> Written problem
Filter these entries so that only lines with the word "school" remain.

> Exercise data
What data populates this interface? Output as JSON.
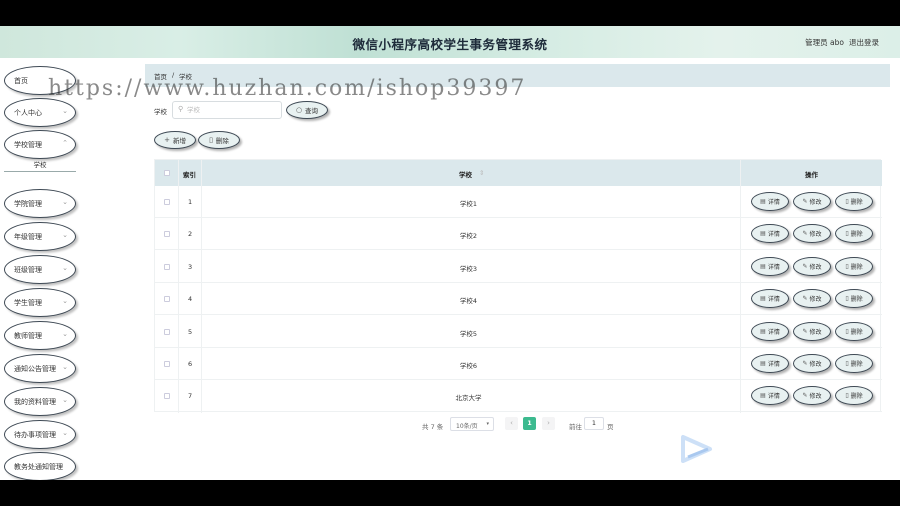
{
  "header": {
    "title": "微信小程序高校学生事务管理系统",
    "user": "管理员 abo",
    "logout": "退出登录"
  },
  "watermark": "https://www.huzhan.com/ishop39397",
  "sidebar": {
    "items": [
      {
        "label": "首页"
      },
      {
        "label": "个人中心"
      },
      {
        "label": "学校管理"
      },
      {
        "label": "学院管理"
      },
      {
        "label": "年级管理"
      },
      {
        "label": "班级管理"
      },
      {
        "label": "学生管理"
      },
      {
        "label": "教师管理"
      },
      {
        "label": "通知公告管理"
      },
      {
        "label": "我的资料管理"
      },
      {
        "label": "待办事项管理"
      },
      {
        "label": "教务处通知管理"
      }
    ],
    "sub_item": "学校",
    "chevron": "chevron-down-icon"
  },
  "breadcrumb": {
    "home": "首页",
    "separator": "/",
    "current": "学校"
  },
  "search": {
    "label": "学校",
    "placeholder": "学校",
    "button": "查询"
  },
  "actions": {
    "add": "新增",
    "delete": "删除"
  },
  "table": {
    "headers": {
      "index": "索引",
      "school": "学校",
      "ops": "操作"
    },
    "rows": [
      {
        "index": "1",
        "school": "学校1"
      },
      {
        "index": "2",
        "school": "学校2"
      },
      {
        "index": "3",
        "school": "学校3"
      },
      {
        "index": "4",
        "school": "学校4"
      },
      {
        "index": "5",
        "school": "学校5"
      },
      {
        "index": "6",
        "school": "学校6"
      },
      {
        "index": "7",
        "school": "北京大学"
      }
    ],
    "row_actions": {
      "detail": "详情",
      "edit": "修改",
      "delete": "删除"
    }
  },
  "pagination": {
    "total": "共 7 条",
    "page_size": "10条/页",
    "current_page": "1",
    "goto_label": "前往",
    "goto_value": "1",
    "page_suffix": "页"
  },
  "colors": {
    "accent": "#3cba8f",
    "header_bg": "#dbe8ec",
    "outline": "#3f4a55"
  }
}
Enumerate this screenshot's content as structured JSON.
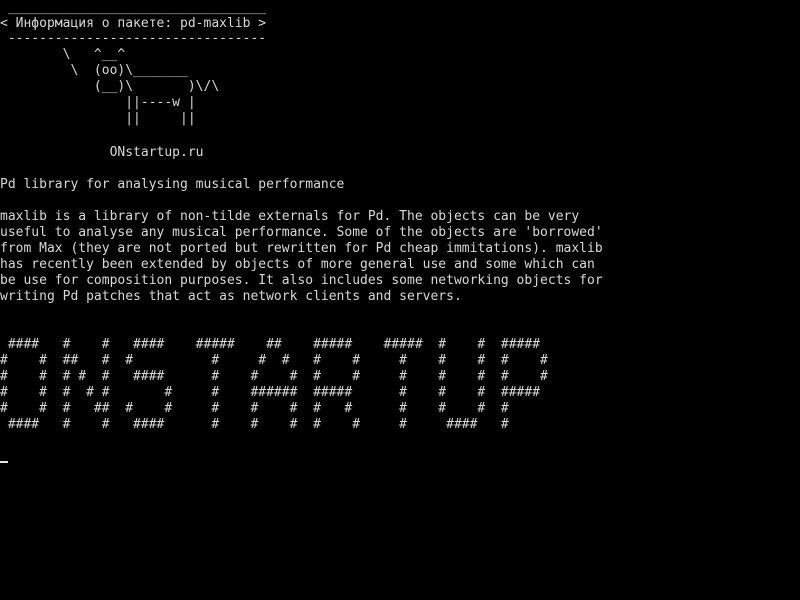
{
  "terminal": {
    "speech_bubble": {
      "top_border": " _________________________________",
      "text": "< Информация о пакете: pd-maxlib >",
      "bottom_border": " ---------------------------------"
    },
    "cow": [
      "        \\   ^__^",
      "         \\  (oo)\\_______",
      "            (__)\\       )\\/\\",
      "                ||----w |",
      "                ||     ||"
    ],
    "site": "              ONstartup.ru",
    "summary": "Pd library for analysing musical performance",
    "description": [
      "maxlib is a library of non-tilde externals for Pd. The objects can be very",
      "useful to analyse any musical performance. Some of the objects are 'borrowed'",
      "from Max (they are not ported but rewritten for Pd cheap immitations). maxlib",
      "has recently been extended by objects of more general use and some which can",
      "be use for composition purposes. It also includes some networking objects for",
      "writing Pd patches that act as network clients and servers."
    ],
    "banner": [
      " ####   #    #   ####    #####    ##    #####    #####  #    #  #####",
      "#    #  ##   #  #          #     #  #   #    #     #    #    #  #    #",
      "#    #  # #  #   ####      #    #    #  #    #     #    #    #  #    #",
      "#    #  #  # #       #     #    ######  #####      #    #    #  #####",
      "#    #  #   ##  #    #     #    #    #  #   #      #    #    #  #",
      " ####   #    #   ####      #    #    #  #    #     #     ####   #"
    ]
  }
}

> Solution for this exercise
      "school": "学校",
        "school": "学校1"
        "school": "学校2"
        "school": "学校3"
        "school": "学校4"
        "school": "学校5"
        "school": "学校6"
        "school": "北京大学"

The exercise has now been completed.